+++ STORED DATA
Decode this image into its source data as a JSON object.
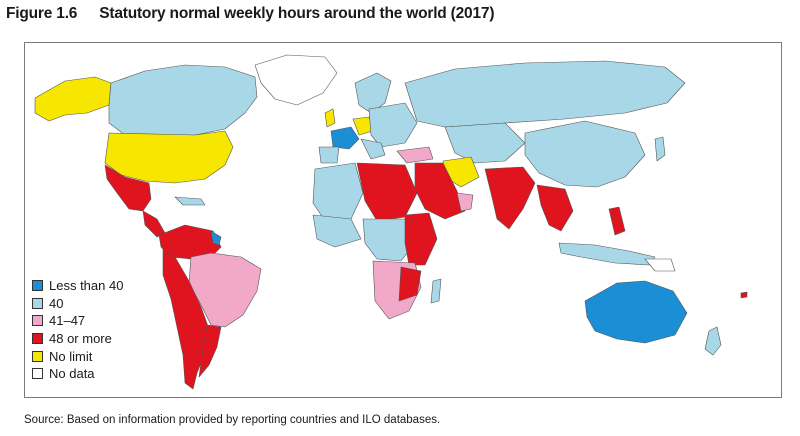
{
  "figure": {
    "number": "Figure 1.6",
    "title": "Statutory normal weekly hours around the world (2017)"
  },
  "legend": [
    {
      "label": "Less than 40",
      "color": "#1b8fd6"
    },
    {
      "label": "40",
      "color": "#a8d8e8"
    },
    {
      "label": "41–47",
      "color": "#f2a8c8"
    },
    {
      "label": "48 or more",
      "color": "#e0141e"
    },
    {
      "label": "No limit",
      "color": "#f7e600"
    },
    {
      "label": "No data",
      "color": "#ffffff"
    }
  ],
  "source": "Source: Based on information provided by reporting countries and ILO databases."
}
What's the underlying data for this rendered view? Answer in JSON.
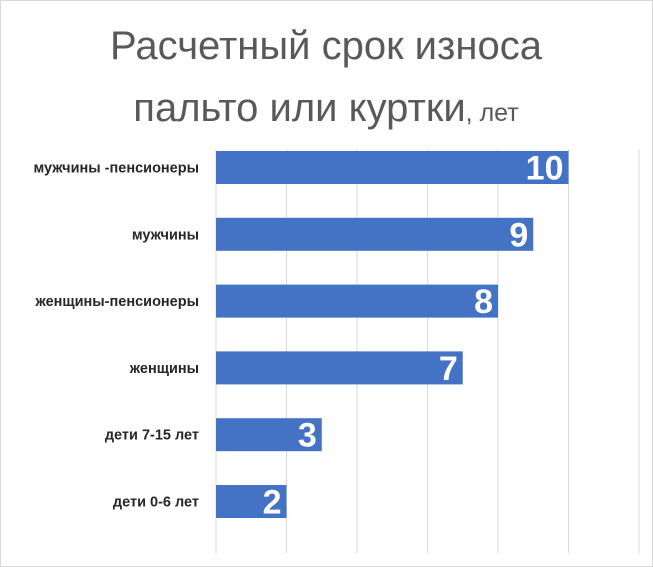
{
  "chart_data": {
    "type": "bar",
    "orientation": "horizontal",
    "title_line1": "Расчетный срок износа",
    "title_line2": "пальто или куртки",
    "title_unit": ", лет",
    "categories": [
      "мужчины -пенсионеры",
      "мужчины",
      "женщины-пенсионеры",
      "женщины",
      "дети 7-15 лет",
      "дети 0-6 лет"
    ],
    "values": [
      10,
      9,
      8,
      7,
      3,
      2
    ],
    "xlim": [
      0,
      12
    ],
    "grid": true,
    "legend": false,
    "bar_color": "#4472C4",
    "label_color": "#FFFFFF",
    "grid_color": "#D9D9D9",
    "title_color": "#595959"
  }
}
++++++
• PROBLEM DESCRIPTION: Give back, word for word, the lines from the line that contains "What's the underlying" through the last line of the records, with no pictures and nothing else.

• RESPONSE:
What's the underlying data for this rendered view? Answer in JSON.
{
  "chart_data": {
    "type": "bar",
    "orientation": "horizontal",
    "title_line1": "Расчетный срок износа",
    "title_line2": "пальто или куртки",
    "title_unit": ", лет",
    "categories": [
      "мужчины -пенсионеры",
      "мужчины",
      "женщины-пенсионеры",
      "женщины",
      "дети 7-15 лет",
      "дети 0-6 лет"
    ],
    "values": [
      10,
      9,
      8,
      7,
      3,
      2
    ],
    "xlim": [
      0,
      12
    ],
    "grid": true,
    "legend": false,
    "bar_color": "#4472C4",
    "label_color": "#FFFFFF",
    "grid_color": "#D9D9D9",
    "title_color": "#595959"
  }
}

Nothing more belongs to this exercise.